Stated task: Reproduce every entry exactly and leave its pictures out.

Records shown:
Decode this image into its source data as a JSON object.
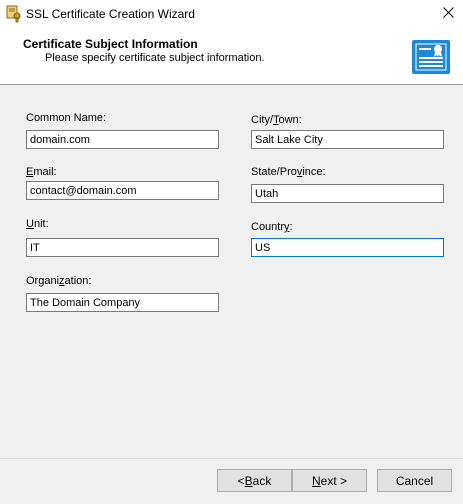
{
  "window": {
    "title": "SSL Certificate Creation Wizard"
  },
  "header": {
    "title": "Certificate Subject Information",
    "subtitle": "Please specify certificate subject information."
  },
  "form": {
    "common_name": {
      "label": "Common Name:",
      "value": "domain.com"
    },
    "email": {
      "label_prefix": "",
      "label_accel": "E",
      "label_rest": "mail:",
      "value": "contact@domain.com"
    },
    "unit": {
      "label_accel": "U",
      "label_rest": "nit:",
      "value": "IT"
    },
    "organization": {
      "label_prefix": "Organi",
      "label_accel": "z",
      "label_rest": "ation:",
      "value": "The Domain Company"
    },
    "city": {
      "label_prefix": "City/",
      "label_accel": "T",
      "label_rest": "own:",
      "value": "Salt Lake City"
    },
    "state": {
      "label_prefix": "State/Pro",
      "label_accel": "v",
      "label_rest": "ince:",
      "value": "Utah"
    },
    "country": {
      "label_prefix": "Countr",
      "label_accel": "y",
      "label_rest": ":",
      "value": "US"
    }
  },
  "buttons": {
    "back_prefix": "< ",
    "back_accel": "B",
    "back_rest": "ack",
    "next_accel": "N",
    "next_rest": "ext >",
    "cancel": "Cancel"
  },
  "colors": {
    "accent": "#0078d7",
    "header_icon": "#1e88d8"
  }
}
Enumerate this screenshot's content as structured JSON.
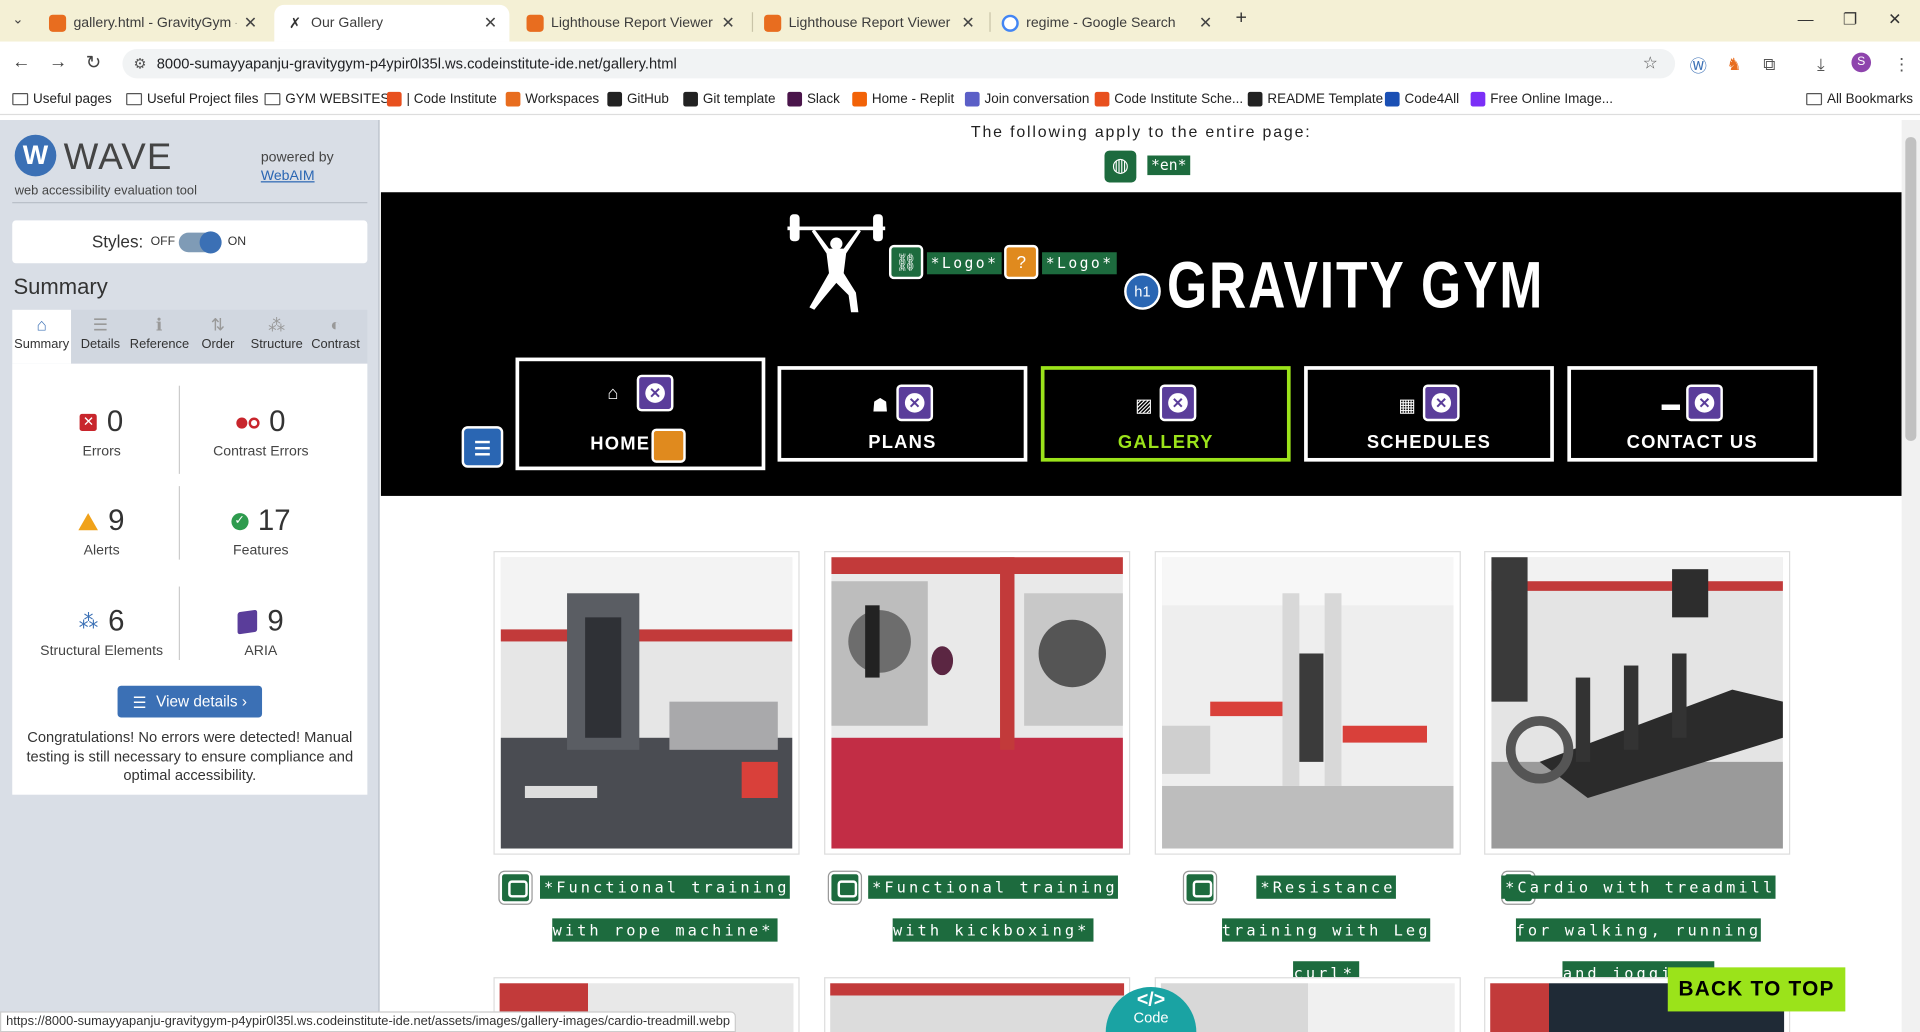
{
  "browser": {
    "tabs": [
      {
        "title": "gallery.html - GravityGym - Git",
        "fav": "#e86d1f"
      },
      {
        "title": "Our Gallery",
        "fav": "#555555"
      },
      {
        "title": "Lighthouse Report Viewer",
        "fav": "#e86d1f"
      },
      {
        "title": "Lighthouse Report Viewer",
        "fav": "#e86d1f"
      },
      {
        "title": "regime - Google Search",
        "fav": "#4285f4"
      }
    ],
    "url": "8000-sumayyapanju-gravitygym-p4ypir0l35l.ws.codeinstitute-ide.net/gallery.html",
    "bookmarks": [
      {
        "label": "Useful pages",
        "icon": "folder"
      },
      {
        "label": "Useful Project files",
        "icon": "folder"
      },
      {
        "label": "GYM WEBSITES",
        "icon": "folder"
      },
      {
        "label": "| Code Institute",
        "icon": "#e8501e"
      },
      {
        "label": "Workspaces",
        "icon": "#e86d1f"
      },
      {
        "label": "GitHub",
        "icon": "#222222"
      },
      {
        "label": "Git template",
        "icon": "#222222"
      },
      {
        "label": "Slack",
        "icon": "#4a154b"
      },
      {
        "label": "Home - Replit",
        "icon": "#f26207"
      },
      {
        "label": "Join conversation",
        "icon": "#5b5fc7"
      },
      {
        "label": "Code Institute Sche...",
        "icon": "#e8501e"
      },
      {
        "label": "README Template",
        "icon": "#222222"
      },
      {
        "label": "Code4All",
        "icon": "#1a4fb4"
      },
      {
        "label": "Free Online Image...",
        "icon": "#7b2ff7"
      }
    ],
    "all_bookmarks": "All Bookmarks",
    "status_url": "https://8000-sumayyapanju-gravitygym-p4ypir0l35l.ws.codeinstitute-ide.net/assets/images/gallery-images/cardio-treadmill.webp"
  },
  "wave": {
    "title": "WAVE",
    "subtitle": "web accessibility evaluation tool",
    "powered_by": "powered by",
    "webaim": "WebAIM",
    "styles_label": "Styles:",
    "off": "OFF",
    "on": "ON",
    "summary": "Summary",
    "tabs": [
      "Summary",
      "Details",
      "Reference",
      "Order",
      "Structure",
      "Contrast"
    ],
    "stats": {
      "errors": {
        "value": "0",
        "label": "Errors"
      },
      "contrast": {
        "value": "0",
        "label": "Contrast Errors"
      },
      "alerts": {
        "value": "9",
        "label": "Alerts"
      },
      "features": {
        "value": "17",
        "label": "Features"
      },
      "structural": {
        "value": "6",
        "label": "Structural Elements"
      },
      "aria": {
        "value": "9",
        "label": "ARIA"
      }
    },
    "view_details": "View details ›",
    "congrats": "Congratulations! No errors were detected! Manual testing is still necessary to ensure compliance and optimal accessibility."
  },
  "page": {
    "applies": "The following apply to the entire page:",
    "lang": "*en*",
    "logo_tag": "*Logo*",
    "brand": "GRAVITY GYM",
    "h1": "h1",
    "nav": [
      {
        "label": "HOME",
        "icon": "home-icon"
      },
      {
        "label": "PLANS",
        "icon": "user-icon"
      },
      {
        "label": "GALLERY",
        "icon": "image-icon"
      },
      {
        "label": "SCHEDULES",
        "icon": "calendar-icon"
      },
      {
        "label": "CONTACT US",
        "icon": "comment-icon"
      }
    ],
    "captions": [
      "*Functional training with rope machine*",
      "*Functional training with kickboxing*",
      "*Resistance training with Leg curl*",
      "*Cardio with treadmill for walking, running and jogging*"
    ],
    "back_to_top": "BACK TO TOP",
    "code_btn": "Code"
  }
}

Completed exercise:
Decode this image into its source data as a JSON object.
{
  "window": {
    "title": "SSL Certificate Creation Wizard"
  },
  "header": {
    "title": "Certificate Subject Information",
    "subtitle": "Please specify certificate subject information."
  },
  "form": {
    "common_name": {
      "label": "Common Name:",
      "value": "domain.com"
    },
    "email": {
      "label_prefix": "",
      "label_accel": "E",
      "label_rest": "mail:",
      "value": "contact@domain.com"
    },
    "unit": {
      "label_accel": "U",
      "label_rest": "nit:",
      "value": "IT"
    },
    "organization": {
      "label_prefix": "Organi",
      "label_accel": "z",
      "label_rest": "ation:",
      "value": "The Domain Company"
    },
    "city": {
      "label_prefix": "City/",
      "label_accel": "T",
      "label_rest": "own:",
      "value": "Salt Lake City"
    },
    "state": {
      "label_prefix": "State/Pro",
      "label_accel": "v",
      "label_rest": "ince:",
      "value": "Utah"
    },
    "country": {
      "label_prefix": "Countr",
      "label_accel": "y",
      "label_rest": ":",
      "value": "US"
    }
  },
  "buttons": {
    "back_prefix": "< ",
    "back_accel": "B",
    "back_rest": "ack",
    "next_accel": "N",
    "next_rest": "ext >",
    "cancel": "Cancel"
  },
  "colors": {
    "accent": "#0078d7",
    "header_icon": "#1e88d8"
  }
}
Enumerate this screenshot's content as structured JSON.
{
  "browser": {
    "tabs": [
      {
        "title": "gallery.html - GravityGym - Git",
        "fav": "#e86d1f"
      },
      {
        "title": "Our Gallery",
        "fav": "#555555"
      },
      {
        "title": "Lighthouse Report Viewer",
        "fav": "#e86d1f"
      },
      {
        "title": "Lighthouse Report Viewer",
        "fav": "#e86d1f"
      },
      {
        "title": "regime - Google Search",
        "fav": "#4285f4"
      }
    ],
    "url": "8000-sumayyapanju-gravitygym-p4ypir0l35l.ws.codeinstitute-ide.net/gallery.html",
    "bookmarks": [
      {
        "label": "Useful pages",
        "icon": "folder"
      },
      {
        "label": "Useful Project files",
        "icon": "folder"
      },
      {
        "label": "GYM WEBSITES",
        "icon": "folder"
      },
      {
        "label": "| Code Institute",
        "icon": "#e8501e"
      },
      {
        "label": "Workspaces",
        "icon": "#e86d1f"
      },
      {
        "label": "GitHub",
        "icon": "#222222"
      },
      {
        "label": "Git template",
        "icon": "#222222"
      },
      {
        "label": "Slack",
        "icon": "#4a154b"
      },
      {
        "label": "Home - Replit",
        "icon": "#f26207"
      },
      {
        "label": "Join conversation",
        "icon": "#5b5fc7"
      },
      {
        "label": "Code Institute Sche...",
        "icon": "#e8501e"
      },
      {
        "label": "README Template",
        "icon": "#222222"
      },
      {
        "label": "Code4All",
        "icon": "#1a4fb4"
      },
      {
        "label": "Free Online Image...",
        "icon": "#7b2ff7"
      }
    ],
    "all_bookmarks": "All Bookmarks",
    "status_url": "https://8000-sumayyapanju-gravitygym-p4ypir0l35l.ws.codeinstitute-ide.net/assets/images/gallery-images/cardio-treadmill.webp"
  },
  "wave": {
    "title": "WAVE",
    "subtitle": "web accessibility evaluation tool",
    "powered_by": "powered by",
    "webaim": "WebAIM",
    "styles_label": "Styles:",
    "off": "OFF",
    "on": "ON",
    "summary": "Summary",
    "tabs": [
      "Summary",
      "Details",
      "Reference",
      "Order",
      "Structure",
      "Contrast"
    ],
    "stats": {
      "errors": {
        "value": "0",
        "label": "Errors"
      },
      "contrast": {
        "value": "0",
        "label": "Contrast Errors"
      },
      "alerts": {
        "value": "9",
        "label": "Alerts"
      },
      "features": {
        "value": "17",
        "label": "Features"
      },
      "structural": {
        "value": "6",
        "label": "Structural Elements"
      },
      "aria": {
        "value": "9",
        "label": "ARIA"
      }
    },
    "view_details": "View details ›",
    "congrats": "Congratulations! No errors were detected! Manual testing is still necessary to ensure compliance and optimal accessibility."
  },
  "page": {
    "applies": "The following apply to the entire page:",
    "lang": "*en*",
    "logo_tag": "*Logo*",
    "brand": "GRAVITY GYM",
    "h1": "h1",
    "nav": [
      {
        "label": "HOME",
        "icon": "home-icon"
      },
      {
        "label": "PLANS",
        "icon": "user-icon"
      },
      {
        "label": "GALLERY",
        "icon": "image-icon"
      },
      {
        "label": "SCHEDULES",
        "icon": "calendar-icon"
      },
      {
        "label": "CONTACT US",
        "icon": "comment-icon"
      }
    ],
    "captions": [
      "*Functional training with rope machine*",
      "*Functional training with kickboxing*",
      "*Resistance training with Leg curl*",
      "*Cardio with treadmill for walking, running and jogging*"
    ],
    "back_to_top": "BACK TO TOP",
    "code_btn": "Code"
  }
}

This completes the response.